I often reflect on the number of animals and birds that many of us find 'unpleasant' or troublesome, but who are in deep relationship with the saints of our islands. Often there are stories of crows, of rabble-rousing geese, and of seabirds; cormorants and gulls, but also snakes and wolves. Our saints, and so the memories of our holy ancestors, are often presented to us as peaceful, meek, and humble beings but these other-than-human relationships would suggest that this is not so. Instead, they are holy disturbers of the peace, come to shake us out of the mundane enchantments of ordinary life.
A few days ago I mentioned that there is a gathering of saints’ feast days connected to geese and swans here at the beginning of our deep midwinter journey, and again as we emerge into the finespun light of Candlemas at the beginning of February. The 'Wild Goose', an Geadh-Glas, Geif Gwyllt in Welsh, is the name that Celtic Christians are said to have given to the Holy Spirit, perfectly embracing the untameable, free, & unpredictable nature of our connection to the indwelling Divine. In my community of the Little Church of Love of the World, we call those who are in deep communion with swan and goose the Cygnini Saints, our winter companions of long migrations.
But there are other threads that we can follow. I have been collecting a calendar of saints’ feast days for many years now. Generally these are the pre-reformation saints of the early Anglo-Saxon period and Middle Ages, usually from the 5th and 6th Centuries when we were still allowed to believe in magic. Their stories are memories of our holy ancestors' deep connections with the landscape, reciprocal relationships with animals and birds, & self-offering to a wilder Spirit. They can teach us much about the things we've lost. I have no doubt that the proliferation of 'Royal Saints' who appeared as the Anglo-Saxon kings converted to Christianity had more to do with facilitating & legitimising land grabs than with grace, but even this helps us to understand our history. In the meantime, I have learned how to tell when a saint has 'antlers', and I have also begun to see patterns emerging from the fog of our forgetting.

[Bounding box entries]
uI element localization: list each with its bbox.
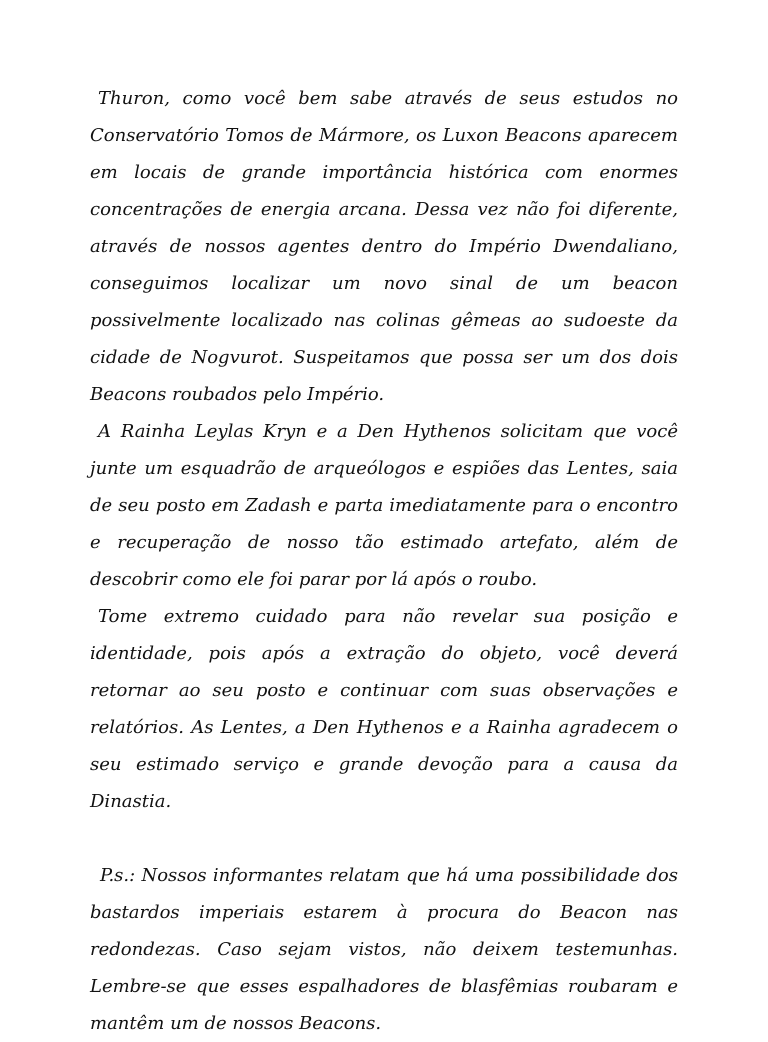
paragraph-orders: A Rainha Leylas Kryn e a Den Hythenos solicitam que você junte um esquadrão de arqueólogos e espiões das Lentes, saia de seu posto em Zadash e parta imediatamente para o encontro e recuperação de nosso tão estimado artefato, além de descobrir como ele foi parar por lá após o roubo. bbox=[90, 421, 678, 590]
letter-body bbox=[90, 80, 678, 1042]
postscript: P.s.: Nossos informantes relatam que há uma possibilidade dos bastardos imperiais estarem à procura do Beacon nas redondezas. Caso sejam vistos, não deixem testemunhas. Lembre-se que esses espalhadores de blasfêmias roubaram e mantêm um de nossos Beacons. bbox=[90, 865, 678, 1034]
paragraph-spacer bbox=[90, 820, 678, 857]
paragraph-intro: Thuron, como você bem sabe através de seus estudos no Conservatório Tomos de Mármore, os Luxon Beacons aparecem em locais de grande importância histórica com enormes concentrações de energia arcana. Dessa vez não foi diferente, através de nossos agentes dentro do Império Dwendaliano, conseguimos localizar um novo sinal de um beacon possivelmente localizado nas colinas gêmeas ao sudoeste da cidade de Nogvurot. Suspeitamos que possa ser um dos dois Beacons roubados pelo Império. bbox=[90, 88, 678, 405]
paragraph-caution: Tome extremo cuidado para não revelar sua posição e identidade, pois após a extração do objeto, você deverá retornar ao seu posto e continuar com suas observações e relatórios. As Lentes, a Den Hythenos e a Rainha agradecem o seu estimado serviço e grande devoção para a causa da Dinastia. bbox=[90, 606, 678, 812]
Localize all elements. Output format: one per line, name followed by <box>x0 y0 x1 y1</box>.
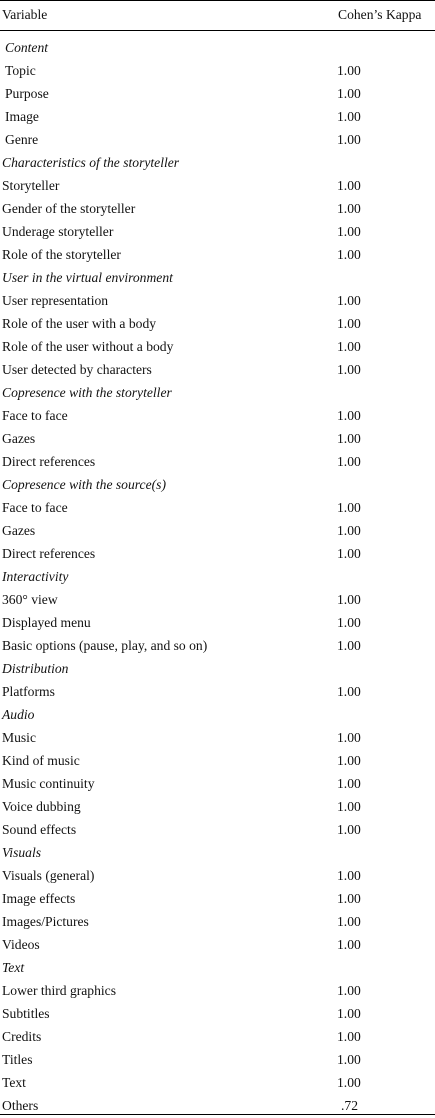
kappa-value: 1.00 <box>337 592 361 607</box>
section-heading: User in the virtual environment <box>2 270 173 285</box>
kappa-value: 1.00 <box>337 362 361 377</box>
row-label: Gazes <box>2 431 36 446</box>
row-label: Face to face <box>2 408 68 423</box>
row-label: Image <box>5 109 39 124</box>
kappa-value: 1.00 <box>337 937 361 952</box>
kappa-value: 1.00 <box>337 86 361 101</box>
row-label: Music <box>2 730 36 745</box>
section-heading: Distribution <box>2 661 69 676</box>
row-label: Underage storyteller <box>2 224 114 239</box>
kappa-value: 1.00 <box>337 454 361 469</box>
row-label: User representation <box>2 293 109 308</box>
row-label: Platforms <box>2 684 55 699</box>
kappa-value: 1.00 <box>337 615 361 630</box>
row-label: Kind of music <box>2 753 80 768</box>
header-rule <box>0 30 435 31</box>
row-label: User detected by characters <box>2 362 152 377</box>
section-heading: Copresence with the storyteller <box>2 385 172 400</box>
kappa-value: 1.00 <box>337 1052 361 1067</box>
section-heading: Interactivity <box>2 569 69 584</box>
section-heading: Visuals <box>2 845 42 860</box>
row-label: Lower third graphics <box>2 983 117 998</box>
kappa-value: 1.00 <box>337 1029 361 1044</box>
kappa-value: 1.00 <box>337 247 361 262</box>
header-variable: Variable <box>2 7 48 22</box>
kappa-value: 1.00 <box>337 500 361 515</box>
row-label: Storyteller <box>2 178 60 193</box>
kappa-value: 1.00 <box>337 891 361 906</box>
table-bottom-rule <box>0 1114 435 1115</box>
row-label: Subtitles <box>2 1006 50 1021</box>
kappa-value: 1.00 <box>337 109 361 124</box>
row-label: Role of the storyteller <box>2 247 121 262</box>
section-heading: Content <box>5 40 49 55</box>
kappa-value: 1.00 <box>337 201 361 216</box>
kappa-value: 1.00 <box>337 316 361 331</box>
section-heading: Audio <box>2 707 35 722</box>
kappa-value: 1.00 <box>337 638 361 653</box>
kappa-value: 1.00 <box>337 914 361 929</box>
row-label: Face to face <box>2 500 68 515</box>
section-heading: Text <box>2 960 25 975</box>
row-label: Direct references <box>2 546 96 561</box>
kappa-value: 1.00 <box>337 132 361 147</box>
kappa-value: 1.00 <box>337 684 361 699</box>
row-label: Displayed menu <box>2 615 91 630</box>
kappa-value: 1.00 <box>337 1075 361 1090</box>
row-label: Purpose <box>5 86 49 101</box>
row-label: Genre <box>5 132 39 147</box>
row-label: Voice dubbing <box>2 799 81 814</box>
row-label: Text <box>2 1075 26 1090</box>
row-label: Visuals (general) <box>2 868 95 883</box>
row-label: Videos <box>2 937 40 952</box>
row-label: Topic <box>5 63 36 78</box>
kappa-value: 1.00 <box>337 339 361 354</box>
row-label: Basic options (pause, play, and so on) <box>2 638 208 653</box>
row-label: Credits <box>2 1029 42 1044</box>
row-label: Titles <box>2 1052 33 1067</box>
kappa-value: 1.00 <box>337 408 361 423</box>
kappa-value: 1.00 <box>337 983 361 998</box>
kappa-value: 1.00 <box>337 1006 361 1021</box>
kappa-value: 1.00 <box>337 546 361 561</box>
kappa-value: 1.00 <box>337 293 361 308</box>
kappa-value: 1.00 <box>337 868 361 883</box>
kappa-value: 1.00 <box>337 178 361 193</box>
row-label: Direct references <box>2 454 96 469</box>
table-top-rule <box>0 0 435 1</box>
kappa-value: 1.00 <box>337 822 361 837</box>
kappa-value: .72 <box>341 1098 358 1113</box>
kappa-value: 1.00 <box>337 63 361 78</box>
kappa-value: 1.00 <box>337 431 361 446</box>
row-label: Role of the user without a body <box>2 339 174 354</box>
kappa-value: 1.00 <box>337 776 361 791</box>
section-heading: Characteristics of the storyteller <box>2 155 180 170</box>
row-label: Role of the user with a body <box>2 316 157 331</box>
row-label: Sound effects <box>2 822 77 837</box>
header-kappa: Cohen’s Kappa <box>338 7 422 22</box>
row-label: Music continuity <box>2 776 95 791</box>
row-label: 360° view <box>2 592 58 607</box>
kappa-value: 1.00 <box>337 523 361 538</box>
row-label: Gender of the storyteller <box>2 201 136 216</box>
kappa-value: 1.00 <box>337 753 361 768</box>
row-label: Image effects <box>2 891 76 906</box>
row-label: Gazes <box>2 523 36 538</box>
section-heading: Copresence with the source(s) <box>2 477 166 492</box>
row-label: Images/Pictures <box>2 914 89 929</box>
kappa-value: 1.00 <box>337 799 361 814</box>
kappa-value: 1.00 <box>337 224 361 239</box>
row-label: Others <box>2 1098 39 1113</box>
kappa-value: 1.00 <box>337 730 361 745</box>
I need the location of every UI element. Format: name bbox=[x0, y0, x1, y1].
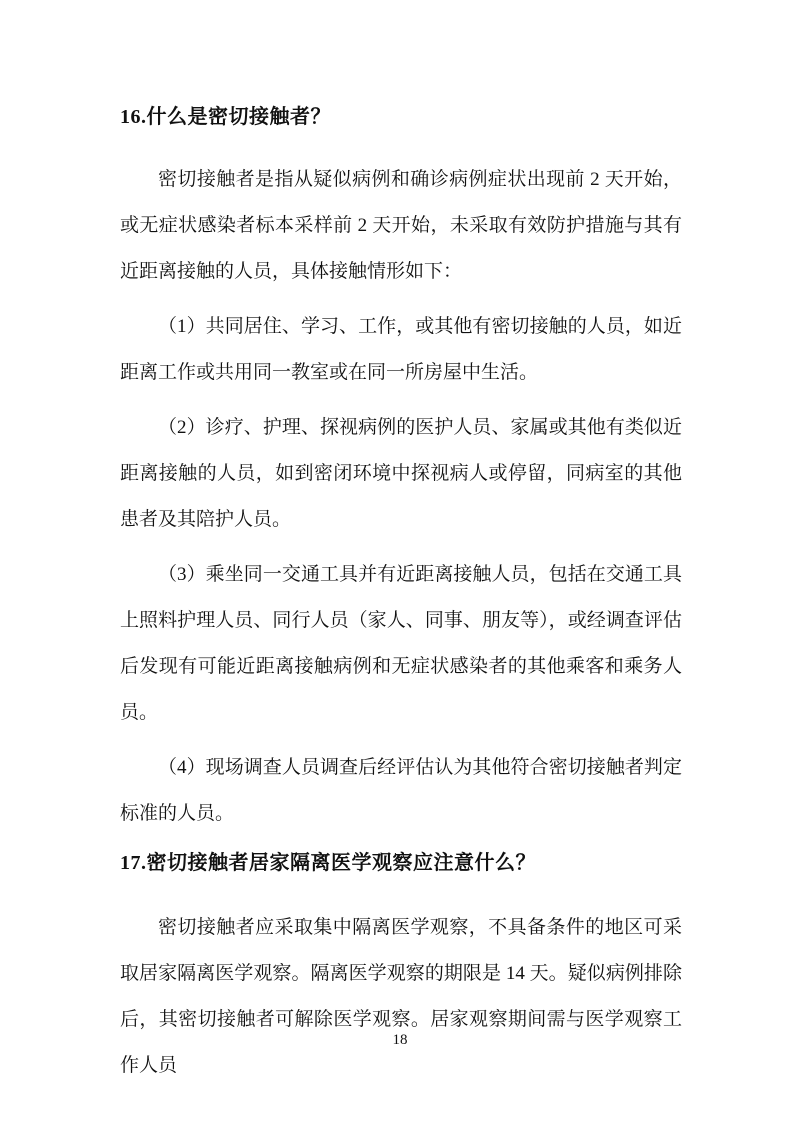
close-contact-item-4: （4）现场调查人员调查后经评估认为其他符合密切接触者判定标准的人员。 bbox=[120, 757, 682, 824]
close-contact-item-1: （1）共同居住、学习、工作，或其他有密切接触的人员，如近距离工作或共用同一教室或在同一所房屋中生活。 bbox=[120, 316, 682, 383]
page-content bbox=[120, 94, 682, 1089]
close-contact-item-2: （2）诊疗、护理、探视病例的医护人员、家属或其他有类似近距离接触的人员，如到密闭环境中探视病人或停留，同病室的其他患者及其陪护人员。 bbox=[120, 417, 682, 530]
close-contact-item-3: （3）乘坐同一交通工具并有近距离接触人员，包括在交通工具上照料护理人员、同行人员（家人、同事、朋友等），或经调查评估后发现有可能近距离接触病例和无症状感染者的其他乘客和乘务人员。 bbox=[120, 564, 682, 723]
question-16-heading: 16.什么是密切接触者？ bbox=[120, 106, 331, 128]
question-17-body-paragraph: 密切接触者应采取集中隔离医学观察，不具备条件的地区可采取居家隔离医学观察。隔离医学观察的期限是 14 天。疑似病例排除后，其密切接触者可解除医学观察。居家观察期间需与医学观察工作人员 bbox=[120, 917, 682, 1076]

> **Problems**
- A) In the essay on saints and their animal companions, what name are Celtic Christians said to have given to the Holy Spirit?
- B) Write the next part of the essay on saints and their bonds with animals and birds, picking up after its final sentence.

> **Answers per task**
- A) The 'Wild Goose' (an Geadh-Glas, or Geif Gwyllt in Welsh).

- B)
One pattern is that there are many feast days of saints connected to dogs during the ‘Dog Days’ of summer, the balmy days following the rising of Sirius, the Dog Star. In autumn, as we turn towards gathering and grounding, we find the Bear Saints and, just as we are beginning to light the hearth for the cold days to come, saints who protect us from fire. There are fen and swamp saints, fungal saints, and star saints, and the ‘sun, sieve, and seed basket’ saints of early spring, and so many more. A world of wonder! But I especially love the saints who hold us through the winter; the Cygnini Saints, the Fire Saints, and now, the Wolf Saints.
Now, I can hear some of you say, “But, Bee; these saints come from all different times and cultures. How can there possibly be a pattern here!?” Well, since you ask, I have two things to say to that. The first is that I feel entirely unconcerned about whether something is ‘real’. What concerns me is whether it brings hope and resilience of heart. If we close our eyes and feel the presence of a holy ancestor whose boundaries of being merged with Swan, does it make it possible for us to look the world in the eye, forgive life, and speak out for those who are silenced? If so, then why would we ever want to live in world in which we didn’t believe in these wildly woven saints? As W.H. Auden said in one of my favourite quotes, "Animal femurs ascribed to saints who never existed, are still more holy than portraits of conquerors who, unfortunately, did."
And secondly, I think of the connections between these disparate saints as mycelial, a shimmering network of the holy beneath our feet. Here and there this web of wild spirit will give birth to Bear, to Swan, to Hawthorn, to fungi, to Star, and yes, to Wolf.
The first ‘wolf saint’ I want to mention is Edmund the Martyr, whose Feast Day is 20th November. Said to have been born in 841 CE, Edmund was crowned King of the East Angles on Christmas Day 854. Few historical facts are known about his life, but we do have stories about his death in 869 CE at the hands of Viking raiders who had been laying siege to England since the attack on Lindisfarne in 793 CE.
Legend tells us that, despite trying to make peace with the invaders, Edmund was killed in battle by Hingwar and Hubba of the ‘Great Heathen Army’, being first shot with arrows until he was pinned to a tree and then beheaded. Hingwar then threw his head into the undergrowth of the forest as a final act of disrespect. Once it was safe to enter the forest, his followers resolved to search for Edmund’s head, despite being quite convinced that it would by that time have been carried away by predators. However, they soon heard Edmund calling to them from deep amongst the trees and, following his voice, they came upon his head resting between the paws of a wolf.
The wolf allowed them to take the head and, acting as guardian and guide, accompanied them back to the edge of the forest and the safety of the town.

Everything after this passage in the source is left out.